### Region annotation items
━━━━━━━━━━━━━━━━

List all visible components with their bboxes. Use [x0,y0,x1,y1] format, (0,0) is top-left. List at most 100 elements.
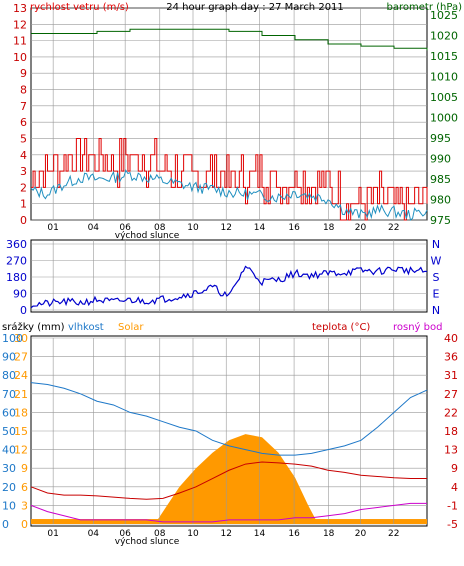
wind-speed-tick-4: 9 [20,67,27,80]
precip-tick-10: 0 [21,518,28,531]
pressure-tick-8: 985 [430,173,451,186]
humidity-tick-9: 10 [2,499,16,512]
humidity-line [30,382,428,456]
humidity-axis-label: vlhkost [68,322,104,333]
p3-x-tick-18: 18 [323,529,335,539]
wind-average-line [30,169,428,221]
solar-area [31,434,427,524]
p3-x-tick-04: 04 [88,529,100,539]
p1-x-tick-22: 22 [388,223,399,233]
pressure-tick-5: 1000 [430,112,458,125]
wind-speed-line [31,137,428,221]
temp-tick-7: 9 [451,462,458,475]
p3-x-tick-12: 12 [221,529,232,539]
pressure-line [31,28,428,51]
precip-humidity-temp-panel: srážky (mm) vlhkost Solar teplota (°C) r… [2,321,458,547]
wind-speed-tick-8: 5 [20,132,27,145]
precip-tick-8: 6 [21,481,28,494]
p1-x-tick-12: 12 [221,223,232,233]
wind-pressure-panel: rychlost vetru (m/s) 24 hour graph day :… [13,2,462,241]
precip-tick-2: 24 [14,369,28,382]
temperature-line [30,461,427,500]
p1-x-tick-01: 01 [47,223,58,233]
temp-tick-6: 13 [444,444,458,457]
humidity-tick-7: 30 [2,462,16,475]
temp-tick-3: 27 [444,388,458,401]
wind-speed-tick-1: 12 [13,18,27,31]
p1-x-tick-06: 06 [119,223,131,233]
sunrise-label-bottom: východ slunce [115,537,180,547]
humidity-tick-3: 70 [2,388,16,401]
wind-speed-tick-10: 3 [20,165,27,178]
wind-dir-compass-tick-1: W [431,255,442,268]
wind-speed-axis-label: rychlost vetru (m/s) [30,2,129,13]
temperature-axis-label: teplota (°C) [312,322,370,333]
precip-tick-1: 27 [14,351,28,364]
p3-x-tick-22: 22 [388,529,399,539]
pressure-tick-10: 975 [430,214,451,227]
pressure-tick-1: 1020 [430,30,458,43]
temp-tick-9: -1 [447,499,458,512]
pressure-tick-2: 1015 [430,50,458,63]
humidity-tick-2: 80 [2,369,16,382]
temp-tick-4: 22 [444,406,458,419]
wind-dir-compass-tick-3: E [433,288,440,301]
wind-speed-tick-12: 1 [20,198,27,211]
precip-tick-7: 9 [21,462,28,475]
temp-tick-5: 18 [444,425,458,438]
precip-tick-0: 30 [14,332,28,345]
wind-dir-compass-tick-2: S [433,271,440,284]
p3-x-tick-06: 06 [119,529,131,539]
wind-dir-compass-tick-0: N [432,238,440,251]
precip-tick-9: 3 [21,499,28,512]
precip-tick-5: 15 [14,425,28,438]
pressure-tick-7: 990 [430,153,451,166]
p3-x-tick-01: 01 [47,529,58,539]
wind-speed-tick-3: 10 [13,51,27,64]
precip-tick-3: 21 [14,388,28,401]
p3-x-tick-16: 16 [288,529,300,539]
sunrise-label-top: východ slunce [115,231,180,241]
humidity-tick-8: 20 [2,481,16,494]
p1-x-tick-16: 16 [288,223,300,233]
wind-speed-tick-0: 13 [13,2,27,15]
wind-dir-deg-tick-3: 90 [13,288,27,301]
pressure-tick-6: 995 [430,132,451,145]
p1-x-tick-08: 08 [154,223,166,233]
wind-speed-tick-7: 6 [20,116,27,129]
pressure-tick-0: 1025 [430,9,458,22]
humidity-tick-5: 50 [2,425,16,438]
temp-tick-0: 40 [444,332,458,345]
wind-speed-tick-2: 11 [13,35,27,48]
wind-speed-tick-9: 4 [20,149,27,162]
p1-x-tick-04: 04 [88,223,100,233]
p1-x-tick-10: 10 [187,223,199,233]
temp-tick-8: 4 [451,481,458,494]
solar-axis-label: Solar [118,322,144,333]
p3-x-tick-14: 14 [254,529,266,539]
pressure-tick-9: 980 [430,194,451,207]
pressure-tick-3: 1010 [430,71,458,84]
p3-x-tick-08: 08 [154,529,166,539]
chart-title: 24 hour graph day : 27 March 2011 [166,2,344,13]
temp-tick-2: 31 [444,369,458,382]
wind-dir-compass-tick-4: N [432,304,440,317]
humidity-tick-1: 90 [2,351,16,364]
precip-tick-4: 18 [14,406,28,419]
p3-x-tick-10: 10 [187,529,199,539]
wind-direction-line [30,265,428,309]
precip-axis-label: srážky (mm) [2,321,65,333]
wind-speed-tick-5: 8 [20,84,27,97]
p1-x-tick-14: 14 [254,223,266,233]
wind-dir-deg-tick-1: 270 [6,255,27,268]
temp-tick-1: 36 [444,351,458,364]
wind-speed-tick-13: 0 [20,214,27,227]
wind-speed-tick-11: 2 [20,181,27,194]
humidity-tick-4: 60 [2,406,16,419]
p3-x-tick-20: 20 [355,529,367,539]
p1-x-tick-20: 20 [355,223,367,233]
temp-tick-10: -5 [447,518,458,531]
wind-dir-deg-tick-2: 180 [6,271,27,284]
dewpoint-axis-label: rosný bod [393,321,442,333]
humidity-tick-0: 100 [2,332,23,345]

━━━━━━━━━━━━━━━━

### What you need to do
Reproduce every item above word for word, omitting the pictures.

### Answer to this problem
List all visible components with their bboxes. Use [x0,y0,x1,y1] format, (0,0) is top-left. List at most 100 elements.
wind-speed-tick-4: 9 [20,67,27,80]
precip-tick-10: 0 [21,518,28,531]
pressure-tick-8: 985 [430,173,451,186]
humidity-tick-9: 10 [2,499,16,512]
humidity-line [30,382,428,456]
humidity-axis-label: vlhkost [68,322,104,333]
p3-x-tick-18: 18 [323,529,335,539]
wind-average-line [30,169,428,221]
solar-area [31,434,427,524]
p3-x-tick-04: 04 [88,529,100,539]
p1-x-tick-22: 22 [388,223,399,233]
pressure-tick-5: 1000 [430,112,458,125]
wind-speed-line [31,137,428,221]
temp-tick-7: 9 [451,462,458,475]
p3-x-tick-12: 12 [221,529,232,539]
pressure-line [31,28,428,51]
precip-humidity-temp-panel: srážky (mm) vlhkost Solar teplota (°C) r… [2,321,458,547]
wind-speed-tick-8: 5 [20,132,27,145]
precip-tick-8: 6 [21,481,28,494]
p1-x-tick-12: 12 [221,223,232,233]
wind-pressure-panel: rychlost vetru (m/s) 24 hour graph day :… [13,2,462,241]
precip-tick-2: 24 [14,369,28,382]
temperature-line [30,461,427,500]
p1-x-tick-01: 01 [47,223,58,233]
temp-tick-6: 13 [444,444,458,457]
humidity-tick-7: 30 [2,462,16,475]
temp-tick-3: 27 [444,388,458,401]
wind-speed-tick-1: 12 [13,18,27,31]
p1-x-tick-06: 06 [119,223,131,233]
sunrise-label-bottom: východ slunce [115,537,180,547]
humidity-tick-3: 70 [2,388,16,401]
wind-speed-tick-10: 3 [20,165,27,178]
wind-dir-compass-tick-1: W [431,255,442,268]
wind-speed-axis-label: rychlost vetru (m/s) [30,2,129,13]
temperature-axis-label: teplota (°C) [312,322,370,333]
precip-tick-1: 27 [14,351,28,364]
p3-x-tick-22: 22 [388,529,399,539]
pressure-tick-10: 975 [430,214,451,227]
pressure-tick-1: 1020 [430,30,458,43]
temp-tick-9: -1 [447,499,458,512]
pressure-tick-2: 1015 [430,50,458,63]
humidity-tick-2: 80 [2,369,16,382]
temp-tick-4: 22 [444,406,458,419]
wind-dir-compass-tick-3: E [433,288,440,301]
wind-speed-tick-12: 1 [20,198,27,211]
precip-tick-7: 9 [21,462,28,475]
temp-tick-5: 18 [444,425,458,438]
precip-tick-0: 30 [14,332,28,345]
wind-dir-compass-tick-2: S [433,271,440,284]
p3-x-tick-06: 06 [119,529,131,539]
wind-dir-compass-tick-0: N [432,238,440,251]
precip-tick-9: 3 [21,499,28,512]
precip-tick-5: 15 [14,425,28,438]
pressure-tick-7: 990 [430,153,451,166]
p3-x-tick-01: 01 [47,529,58,539]
wind-speed-tick-3: 10 [13,51,27,64]
precip-tick-3: 21 [14,388,28,401]
p3-x-tick-16: 16 [288,529,300,539]
sunrise-label-top: východ slunce [115,231,180,241]
humidity-tick-8: 20 [2,481,16,494]
p1-x-tick-16: 16 [288,223,300,233]
wind-speed-tick-0: 13 [13,2,27,15]
wind-dir-deg-tick-3: 90 [13,288,27,301]
pressure-tick-6: 995 [430,132,451,145]
p1-x-tick-08: 08 [154,223,166,233]
wind-speed-tick-7: 6 [20,116,27,129]
pressure-tick-0: 1025 [430,9,458,22]
humidity-tick-5: 50 [2,425,16,438]
temp-tick-0: 40 [444,332,458,345]
wind-speed-tick-2: 11 [13,35,27,48]
wind-speed-tick-9: 4 [20,149,27,162]
p1-x-tick-04: 04 [88,223,100,233]
p1-x-tick-10: 10 [187,223,199,233]
temp-tick-8: 4 [451,481,458,494]
solar-axis-label: Solar [118,322,144,333]
p3-x-tick-14: 14 [254,529,266,539]
pressure-tick-9: 980 [430,194,451,207]
pressure-tick-3: 1010 [430,71,458,84]
p3-x-tick-08: 08 [154,529,166,539]
chart-title: 24 hour graph day : 27 March 2011 [166,2,344,13]
temp-tick-2: 31 [444,369,458,382]
wind-dir-compass-tick-4: N [432,304,440,317]
humidity-tick-1: 90 [2,351,16,364]
precip-tick-4: 18 [14,406,28,419]
p3-x-tick-10: 10 [187,529,199,539]
wind-direction-line [30,265,428,309]
precip-axis-label: srážky (mm) [2,321,65,333]
wind-speed-tick-5: 8 [20,84,27,97]
p1-x-tick-14: 14 [254,223,266,233]
wind-dir-deg-tick-1: 270 [6,255,27,268]
temp-tick-1: 36 [444,351,458,364]
wind-speed-tick-13: 0 [20,214,27,227]
wind-speed-tick-11: 2 [20,181,27,194]
humidity-tick-4: 60 [2,406,16,419]
p3-x-tick-20: 20 [355,529,367,539]
p1-x-tick-20: 20 [355,223,367,233]
temp-tick-10: -5 [447,518,458,531]
wind-dir-deg-tick-2: 180 [6,271,27,284]
dewpoint-axis-label: rosný bod [393,321,442,333]
humidity-tick-0: 100 [2,332,23,345]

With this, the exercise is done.